GOAL »
Repeat verbatim the lines of the data below, beginning with the line containing "OCR this image." and continuing to the end.

┄┄┄┄┄┄┄┄┄┄

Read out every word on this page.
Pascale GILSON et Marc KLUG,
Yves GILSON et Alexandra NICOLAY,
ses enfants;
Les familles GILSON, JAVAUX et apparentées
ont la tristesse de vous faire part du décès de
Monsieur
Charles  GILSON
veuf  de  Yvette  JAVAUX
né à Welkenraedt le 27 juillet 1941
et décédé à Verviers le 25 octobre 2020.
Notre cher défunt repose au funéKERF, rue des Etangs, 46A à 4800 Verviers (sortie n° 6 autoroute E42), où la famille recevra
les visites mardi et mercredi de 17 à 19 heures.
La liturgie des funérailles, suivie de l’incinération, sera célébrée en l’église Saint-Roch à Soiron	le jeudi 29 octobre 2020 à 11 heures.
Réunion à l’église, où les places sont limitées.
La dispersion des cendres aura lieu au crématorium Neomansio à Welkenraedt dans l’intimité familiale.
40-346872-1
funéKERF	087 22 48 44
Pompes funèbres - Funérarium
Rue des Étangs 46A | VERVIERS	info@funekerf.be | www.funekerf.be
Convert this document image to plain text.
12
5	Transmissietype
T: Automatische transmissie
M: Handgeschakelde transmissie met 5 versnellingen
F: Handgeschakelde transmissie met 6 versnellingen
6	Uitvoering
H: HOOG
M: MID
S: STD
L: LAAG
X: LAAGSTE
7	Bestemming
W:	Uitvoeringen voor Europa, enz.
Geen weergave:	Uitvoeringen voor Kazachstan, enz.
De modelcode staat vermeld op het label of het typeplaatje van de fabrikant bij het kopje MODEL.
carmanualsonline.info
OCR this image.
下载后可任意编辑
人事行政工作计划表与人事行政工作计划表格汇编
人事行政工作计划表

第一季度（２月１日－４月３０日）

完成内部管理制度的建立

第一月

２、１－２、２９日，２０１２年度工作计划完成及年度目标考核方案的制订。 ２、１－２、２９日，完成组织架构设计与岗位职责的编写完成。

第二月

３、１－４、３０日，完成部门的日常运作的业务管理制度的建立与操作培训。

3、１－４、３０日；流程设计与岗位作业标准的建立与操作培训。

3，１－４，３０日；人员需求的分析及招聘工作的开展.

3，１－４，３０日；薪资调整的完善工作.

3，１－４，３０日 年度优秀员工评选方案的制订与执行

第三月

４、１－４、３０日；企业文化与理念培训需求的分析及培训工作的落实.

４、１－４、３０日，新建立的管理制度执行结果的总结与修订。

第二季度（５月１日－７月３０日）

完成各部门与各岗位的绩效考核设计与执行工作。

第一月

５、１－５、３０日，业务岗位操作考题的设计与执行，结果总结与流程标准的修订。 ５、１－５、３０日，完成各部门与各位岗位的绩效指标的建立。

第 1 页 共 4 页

┄┄┄┄┄┄┄┄┄┄

FINISHED EXERCISE »
OCR this image.
下载后可任意编辑
人事行政工作计划表与人事行政工作计划表格汇编
人事行政工作计划表

第一季度（２月１日－４月３０日）

完成内部管理制度的建立

第一月

２、１－２、２９日，２０１２年度工作计划完成及年度目标考核方案的制订。 ２、１－２、２９日，完成组织架构设计与岗位职责的编写完成。

第二月

３、１－４、３０日，完成部门的日常运作的业务管理制度的建立与操作培训。

3、１－４、３０日；流程设计与岗位作业标准的建立与操作培训。

3，１－４，３０日；人员需求的分析及招聘工作的开展.

3，１－４，３０日；薪资调整的完善工作.

3，１－４，３０日 年度优秀员工评选方案的制订与执行

第三月

４、１－４、３０日；企业文化与理念培训需求的分析及培训工作的落实.

４、１－４、３０日，新建立的管理制度执行结果的总结与修订。

第二季度（５月１日－７月３０日）

完成各部门与各岗位的绩效考核设计与执行工作。

第一月

５、１－５、３０日，业务岗位操作考题的设计与执行，结果总结与流程标准的修订。 ５、１－５、３０日，完成各部门与各位岗位的绩效指标的建立。

第 1 页 共 4 页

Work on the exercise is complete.